▶ **Supplied data**
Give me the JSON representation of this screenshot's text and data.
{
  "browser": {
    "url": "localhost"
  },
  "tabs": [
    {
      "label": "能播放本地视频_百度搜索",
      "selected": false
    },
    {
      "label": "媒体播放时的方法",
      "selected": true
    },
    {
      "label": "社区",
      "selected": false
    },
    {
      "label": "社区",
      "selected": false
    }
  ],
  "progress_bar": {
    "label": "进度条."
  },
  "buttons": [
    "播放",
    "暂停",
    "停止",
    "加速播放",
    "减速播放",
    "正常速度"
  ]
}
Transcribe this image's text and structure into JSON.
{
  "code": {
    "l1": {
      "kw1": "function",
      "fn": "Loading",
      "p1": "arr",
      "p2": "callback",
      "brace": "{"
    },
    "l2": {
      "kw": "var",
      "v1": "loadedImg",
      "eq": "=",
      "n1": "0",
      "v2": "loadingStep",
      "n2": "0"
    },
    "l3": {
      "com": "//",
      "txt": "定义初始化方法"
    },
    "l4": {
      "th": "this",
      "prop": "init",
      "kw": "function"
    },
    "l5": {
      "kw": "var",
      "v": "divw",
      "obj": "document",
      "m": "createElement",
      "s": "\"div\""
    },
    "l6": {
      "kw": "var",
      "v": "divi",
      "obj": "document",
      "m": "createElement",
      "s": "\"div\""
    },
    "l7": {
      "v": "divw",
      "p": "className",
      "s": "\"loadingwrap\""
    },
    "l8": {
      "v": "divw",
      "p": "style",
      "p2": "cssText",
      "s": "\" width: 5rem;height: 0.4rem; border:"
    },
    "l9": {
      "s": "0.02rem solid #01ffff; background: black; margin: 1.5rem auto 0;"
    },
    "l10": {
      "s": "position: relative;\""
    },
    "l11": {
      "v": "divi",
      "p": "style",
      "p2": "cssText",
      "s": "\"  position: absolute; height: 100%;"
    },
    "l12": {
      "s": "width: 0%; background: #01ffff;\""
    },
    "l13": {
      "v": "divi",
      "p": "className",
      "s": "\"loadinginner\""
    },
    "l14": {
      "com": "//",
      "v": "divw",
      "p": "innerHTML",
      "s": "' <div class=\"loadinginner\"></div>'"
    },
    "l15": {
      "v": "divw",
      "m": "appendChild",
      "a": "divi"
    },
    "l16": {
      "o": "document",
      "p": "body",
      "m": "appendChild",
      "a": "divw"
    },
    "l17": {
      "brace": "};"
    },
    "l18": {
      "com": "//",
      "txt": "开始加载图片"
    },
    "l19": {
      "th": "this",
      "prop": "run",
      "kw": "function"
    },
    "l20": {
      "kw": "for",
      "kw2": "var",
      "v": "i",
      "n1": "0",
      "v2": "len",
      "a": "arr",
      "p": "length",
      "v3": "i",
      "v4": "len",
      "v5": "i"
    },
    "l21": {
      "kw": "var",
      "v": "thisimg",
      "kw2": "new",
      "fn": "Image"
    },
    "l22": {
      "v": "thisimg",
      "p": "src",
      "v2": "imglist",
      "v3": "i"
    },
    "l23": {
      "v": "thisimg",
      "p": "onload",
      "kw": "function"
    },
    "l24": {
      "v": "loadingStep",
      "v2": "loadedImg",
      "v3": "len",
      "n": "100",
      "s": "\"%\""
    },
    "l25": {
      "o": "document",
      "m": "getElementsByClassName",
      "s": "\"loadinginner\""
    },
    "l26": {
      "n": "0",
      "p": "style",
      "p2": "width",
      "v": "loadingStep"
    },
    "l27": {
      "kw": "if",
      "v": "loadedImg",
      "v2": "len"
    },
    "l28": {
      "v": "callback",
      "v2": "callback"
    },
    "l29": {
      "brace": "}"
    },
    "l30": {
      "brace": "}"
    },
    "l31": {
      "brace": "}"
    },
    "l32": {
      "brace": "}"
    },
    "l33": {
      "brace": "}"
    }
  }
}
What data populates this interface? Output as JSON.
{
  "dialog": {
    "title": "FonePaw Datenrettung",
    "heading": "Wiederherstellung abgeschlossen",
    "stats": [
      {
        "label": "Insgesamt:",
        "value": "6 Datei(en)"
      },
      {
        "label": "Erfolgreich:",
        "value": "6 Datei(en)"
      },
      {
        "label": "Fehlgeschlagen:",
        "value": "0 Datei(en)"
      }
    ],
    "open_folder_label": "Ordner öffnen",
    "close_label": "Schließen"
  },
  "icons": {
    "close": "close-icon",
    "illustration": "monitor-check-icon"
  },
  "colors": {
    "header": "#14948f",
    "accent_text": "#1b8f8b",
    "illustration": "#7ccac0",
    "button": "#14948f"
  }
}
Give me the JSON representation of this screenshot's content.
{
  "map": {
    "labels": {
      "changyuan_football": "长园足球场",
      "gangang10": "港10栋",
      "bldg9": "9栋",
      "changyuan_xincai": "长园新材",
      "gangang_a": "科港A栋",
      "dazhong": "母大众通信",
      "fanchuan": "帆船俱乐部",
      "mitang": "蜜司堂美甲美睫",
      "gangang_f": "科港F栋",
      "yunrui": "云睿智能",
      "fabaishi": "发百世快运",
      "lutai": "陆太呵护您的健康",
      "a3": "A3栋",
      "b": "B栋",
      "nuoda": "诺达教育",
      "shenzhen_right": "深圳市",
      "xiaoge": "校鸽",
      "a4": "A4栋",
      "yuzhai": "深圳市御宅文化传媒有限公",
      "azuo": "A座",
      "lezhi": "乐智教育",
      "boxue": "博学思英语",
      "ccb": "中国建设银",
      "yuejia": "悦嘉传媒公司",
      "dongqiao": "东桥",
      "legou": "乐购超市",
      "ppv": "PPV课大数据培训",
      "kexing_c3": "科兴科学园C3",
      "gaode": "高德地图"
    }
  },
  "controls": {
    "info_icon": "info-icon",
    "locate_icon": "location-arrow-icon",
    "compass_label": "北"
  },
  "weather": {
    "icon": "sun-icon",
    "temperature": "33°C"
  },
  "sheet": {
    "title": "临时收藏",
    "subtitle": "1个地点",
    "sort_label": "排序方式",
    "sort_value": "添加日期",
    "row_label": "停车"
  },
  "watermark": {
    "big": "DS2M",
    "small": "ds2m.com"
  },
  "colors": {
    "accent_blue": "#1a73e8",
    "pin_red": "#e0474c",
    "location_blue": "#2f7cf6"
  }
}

▶ **Given request**
Print all of the entries exactly as they are written.

▶ **Written response**
Give me the JSON representation of this screenshot's text and data.
{
  "browser": {
    "url": "localhost"
  },
  "tabs": [
    {
      "label": "能播放本地视频_百度搜索",
      "selected": false
    },
    {
      "label": "媒体播放时的方法",
      "selected": true
    },
    {
      "label": "社区",
      "selected": false
    },
    {
      "label": "社区",
      "selected": false
    }
  ],
  "progress_bar": {
    "label": "进度条."
  },
  "buttons": [
    "播放",
    "暂停",
    "停止",
    "加速播放",
    "减速播放",
    "正常速度"
  ]
}
Transcribe this image's text and structure into JSON.
{
  "code": {
    "l1": {
      "kw1": "function",
      "fn": "Loading",
      "p1": "arr",
      "p2": "callback",
      "brace": "{"
    },
    "l2": {
      "kw": "var",
      "v1": "loadedImg",
      "eq": "=",
      "n1": "0",
      "v2": "loadingStep",
      "n2": "0"
    },
    "l3": {
      "com": "//",
      "txt": "定义初始化方法"
    },
    "l4": {
      "th": "this",
      "prop": "init",
      "kw": "function"
    },
    "l5": {
      "kw": "var",
      "v": "divw",
      "obj": "document",
      "m": "createElement",
      "s": "\"div\""
    },
    "l6": {
      "kw": "var",
      "v": "divi",
      "obj": "document",
      "m": "createElement",
      "s": "\"div\""
    },
    "l7": {
      "v": "divw",
      "p": "className",
      "s": "\"loadingwrap\""
    },
    "l8": {
      "v": "divw",
      "p": "style",
      "p2": "cssText",
      "s": "\" width: 5rem;height: 0.4rem; border:"
    },
    "l9": {
      "s": "0.02rem solid #01ffff; background: black; margin: 1.5rem auto 0;"
    },
    "l10": {
      "s": "position: relative;\""
    },
    "l11": {
      "v": "divi",
      "p": "style",
      "p2": "cssText",
      "s": "\"  position: absolute; height: 100%;"
    },
    "l12": {
      "s": "width: 0%; background: #01ffff;\""
    },
    "l13": {
      "v": "divi",
      "p": "className",
      "s": "\"loadinginner\""
    },
    "l14": {
      "com": "//",
      "v": "divw",
      "p": "innerHTML",
      "s": "' <div class=\"loadinginner\"></div>'"
    },
    "l15": {
      "v": "divw",
      "m": "appendChild",
      "a": "divi"
    },
    "l16": {
      "o": "document",
      "p": "body",
      "m": "appendChild",
      "a": "divw"
    },
    "l17": {
      "brace": "};"
    },
    "l18": {
      "com": "//",
      "txt": "开始加载图片"
    },
    "l19": {
      "th": "this",
      "prop": "run",
      "kw": "function"
    },
    "l20": {
      "kw": "for",
      "kw2": "var",
      "v": "i",
      "n1": "0",
      "v2": "len",
      "a": "arr",
      "p": "length",
      "v3": "i",
      "v4": "len",
      "v5": "i"
    },
    "l21": {
      "kw": "var",
      "v": "thisimg",
      "kw2": "new",
      "fn": "Image"
    },
    "l22": {
      "v": "thisimg",
      "p": "src",
      "v2": "imglist",
      "v3": "i"
    },
    "l23": {
      "v": "thisimg",
      "p": "onload",
      "kw": "function"
    },
    "l24": {
      "v": "loadingStep",
      "v2": "loadedImg",
      "v3": "len",
      "n": "100",
      "s": "\"%\""
    },
    "l25": {
      "o": "document",
      "m": "getElementsByClassName",
      "s": "\"loadinginner\""
    },
    "l26": {
      "n": "0",
      "p": "style",
      "p2": "width",
      "v": "loadingStep"
    },
    "l27": {
      "kw": "if",
      "v": "loadedImg",
      "v2": "len"
    },
    "l28": {
      "v": "callback",
      "v2": "callback"
    },
    "l29": {
      "brace": "}"
    },
    "l30": {
      "brace": "}"
    },
    "l31": {
      "brace": "}"
    },
    "l32": {
      "brace": "}"
    },
    "l33": {
      "brace": "}"
    }
  }
}
What data populates this interface? Output as JSON.
{
  "dialog": {
    "title": "FonePaw Datenrettung",
    "heading": "Wiederherstellung abgeschlossen",
    "stats": [
      {
        "label": "Insgesamt:",
        "value": "6 Datei(en)"
      },
      {
        "label": "Erfolgreich:",
        "value": "6 Datei(en)"
      },
      {
        "label": "Fehlgeschlagen:",
        "value": "0 Datei(en)"
      }
    ],
    "open_folder_label": "Ordner öffnen",
    "close_label": "Schließen"
  },
  "icons": {
    "close": "close-icon",
    "illustration": "monitor-check-icon"
  },
  "colors": {
    "header": "#14948f",
    "accent_text": "#1b8f8b",
    "illustration": "#7ccac0",
    "button": "#14948f"
  }
}
Give me the JSON representation of this screenshot's content.
{
  "map": {
    "labels": {
      "changyuan_football": "长园足球场",
      "gangang10": "港10栋",
      "bldg9": "9栋",
      "changyuan_xincai": "长园新材",
      "gangang_a": "科港A栋",
      "dazhong": "母大众通信",
      "fanchuan": "帆船俱乐部",
      "mitang": "蜜司堂美甲美睫",
      "gangang_f": "科港F栋",
      "yunrui": "云睿智能",
      "fabaishi": "发百世快运",
      "lutai": "陆太呵护您的健康",
      "a3": "A3栋",
      "b": "B栋",
      "nuoda": "诺达教育",
      "shenzhen_right": "深圳市",
      "xiaoge": "校鸽",
      "a4": "A4栋",
      "yuzhai": "深圳市御宅文化传媒有限公",
      "azuo": "A座",
      "lezhi": "乐智教育",
      "boxue": "博学思英语",
      "ccb": "中国建设银",
      "yuejia": "悦嘉传媒公司",
      "dongqiao": "东桥",
      "legou": "乐购超市",
      "ppv": "PPV课大数据培训",
      "kexing_c3": "科兴科学园C3",
      "gaode": "高德地图"
    }
  },
  "controls": {
    "info_icon": "info-icon",
    "locate_icon": "location-arrow-icon",
    "compass_label": "北"
  },
  "weather": {
    "icon": "sun-icon",
    "temperature": "33°C"
  },
  "sheet": {
    "title": "临时收藏",
    "subtitle": "1个地点",
    "sort_label": "排序方式",
    "sort_value": "添加日期",
    "row_label": "停车"
  },
  "watermark": {
    "big": "DS2M",
    "small": "ds2m.com"
  },
  "colors": {
    "accent_blue": "#1a73e8",
    "pin_red": "#e0474c",
    "location_blue": "#2f7cf6"
  }
}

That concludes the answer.